**YOUR GOAL:**
Give the number of lines in the data that hold the word "إليه", and nothing else.

--- Start of INPUT FOR THIS TASK ---

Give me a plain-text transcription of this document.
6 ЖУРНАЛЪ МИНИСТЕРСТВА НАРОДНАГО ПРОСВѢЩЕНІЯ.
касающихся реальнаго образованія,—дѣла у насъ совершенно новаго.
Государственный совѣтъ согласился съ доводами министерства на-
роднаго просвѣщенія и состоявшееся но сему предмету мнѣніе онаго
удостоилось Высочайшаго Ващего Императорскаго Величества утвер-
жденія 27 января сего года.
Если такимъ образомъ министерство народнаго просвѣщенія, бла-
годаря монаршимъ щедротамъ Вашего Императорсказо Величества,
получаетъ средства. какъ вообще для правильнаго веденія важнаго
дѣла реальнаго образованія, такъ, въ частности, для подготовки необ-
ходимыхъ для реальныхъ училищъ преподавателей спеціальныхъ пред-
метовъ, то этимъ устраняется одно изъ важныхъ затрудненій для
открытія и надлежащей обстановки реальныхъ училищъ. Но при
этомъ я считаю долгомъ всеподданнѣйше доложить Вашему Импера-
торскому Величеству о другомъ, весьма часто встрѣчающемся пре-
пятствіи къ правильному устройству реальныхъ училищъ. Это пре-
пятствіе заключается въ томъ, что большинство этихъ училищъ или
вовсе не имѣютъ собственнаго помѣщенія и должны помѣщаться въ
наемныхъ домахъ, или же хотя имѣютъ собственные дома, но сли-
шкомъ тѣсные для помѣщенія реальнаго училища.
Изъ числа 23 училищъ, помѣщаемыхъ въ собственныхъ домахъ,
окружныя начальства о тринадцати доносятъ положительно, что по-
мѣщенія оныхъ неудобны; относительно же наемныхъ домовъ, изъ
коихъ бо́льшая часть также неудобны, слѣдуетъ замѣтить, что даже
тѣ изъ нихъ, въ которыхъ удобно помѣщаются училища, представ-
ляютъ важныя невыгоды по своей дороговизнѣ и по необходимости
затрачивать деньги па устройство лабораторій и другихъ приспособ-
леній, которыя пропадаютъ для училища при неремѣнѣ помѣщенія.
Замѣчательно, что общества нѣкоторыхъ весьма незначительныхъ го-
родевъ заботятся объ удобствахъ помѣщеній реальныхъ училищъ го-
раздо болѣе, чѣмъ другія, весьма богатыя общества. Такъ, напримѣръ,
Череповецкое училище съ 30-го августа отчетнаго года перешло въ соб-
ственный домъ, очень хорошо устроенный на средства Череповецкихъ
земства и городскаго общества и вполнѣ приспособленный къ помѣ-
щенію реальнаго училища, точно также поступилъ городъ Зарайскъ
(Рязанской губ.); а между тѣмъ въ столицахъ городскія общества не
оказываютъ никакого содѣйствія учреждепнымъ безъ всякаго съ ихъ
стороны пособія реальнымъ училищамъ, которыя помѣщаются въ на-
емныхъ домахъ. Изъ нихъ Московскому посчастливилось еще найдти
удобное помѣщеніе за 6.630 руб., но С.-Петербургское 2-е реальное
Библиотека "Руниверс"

--- End of INPUT FOR THIS TASK ---
--- Start of INPUT FOR THIS TASK ---

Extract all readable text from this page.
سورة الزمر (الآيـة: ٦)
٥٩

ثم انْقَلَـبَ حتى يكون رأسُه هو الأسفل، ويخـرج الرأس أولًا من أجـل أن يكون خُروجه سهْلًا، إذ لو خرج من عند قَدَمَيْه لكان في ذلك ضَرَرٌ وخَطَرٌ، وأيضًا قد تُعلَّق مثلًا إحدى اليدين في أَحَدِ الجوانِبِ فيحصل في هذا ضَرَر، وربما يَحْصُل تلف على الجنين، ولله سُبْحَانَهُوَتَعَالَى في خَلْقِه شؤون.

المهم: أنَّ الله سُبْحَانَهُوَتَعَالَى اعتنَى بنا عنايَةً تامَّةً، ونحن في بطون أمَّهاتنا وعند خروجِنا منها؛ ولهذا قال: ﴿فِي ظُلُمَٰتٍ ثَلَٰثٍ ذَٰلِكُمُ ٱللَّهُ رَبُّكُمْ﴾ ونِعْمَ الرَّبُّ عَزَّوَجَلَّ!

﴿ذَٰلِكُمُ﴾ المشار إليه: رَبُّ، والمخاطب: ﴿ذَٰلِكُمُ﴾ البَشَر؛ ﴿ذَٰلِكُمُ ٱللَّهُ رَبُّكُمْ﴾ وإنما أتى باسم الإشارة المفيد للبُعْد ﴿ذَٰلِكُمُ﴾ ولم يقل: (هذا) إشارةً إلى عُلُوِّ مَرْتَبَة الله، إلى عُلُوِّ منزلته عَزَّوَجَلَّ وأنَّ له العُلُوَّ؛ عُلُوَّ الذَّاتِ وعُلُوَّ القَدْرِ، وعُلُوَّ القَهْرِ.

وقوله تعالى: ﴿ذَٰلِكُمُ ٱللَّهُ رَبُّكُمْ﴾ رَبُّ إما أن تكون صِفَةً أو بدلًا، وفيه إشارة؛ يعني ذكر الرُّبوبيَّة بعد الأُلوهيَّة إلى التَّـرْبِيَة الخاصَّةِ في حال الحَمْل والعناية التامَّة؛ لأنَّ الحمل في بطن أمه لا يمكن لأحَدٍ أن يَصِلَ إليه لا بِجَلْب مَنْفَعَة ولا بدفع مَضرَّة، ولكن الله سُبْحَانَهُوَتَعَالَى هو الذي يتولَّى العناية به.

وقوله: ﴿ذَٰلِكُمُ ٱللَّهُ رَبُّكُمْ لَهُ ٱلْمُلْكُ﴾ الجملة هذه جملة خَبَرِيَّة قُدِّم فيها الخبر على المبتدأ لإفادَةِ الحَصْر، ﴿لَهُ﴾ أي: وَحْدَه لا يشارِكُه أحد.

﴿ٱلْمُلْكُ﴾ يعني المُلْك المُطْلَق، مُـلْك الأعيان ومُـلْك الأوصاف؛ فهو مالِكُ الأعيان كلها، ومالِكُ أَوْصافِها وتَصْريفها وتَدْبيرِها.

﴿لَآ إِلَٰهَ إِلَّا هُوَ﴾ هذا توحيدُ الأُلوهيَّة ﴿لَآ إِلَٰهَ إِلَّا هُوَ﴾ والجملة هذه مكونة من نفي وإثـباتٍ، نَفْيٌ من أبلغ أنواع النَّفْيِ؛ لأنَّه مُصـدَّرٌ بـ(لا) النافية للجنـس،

--- End of INPUT FOR THIS TASK ---

**RESPONSE TO THE TASK:**
2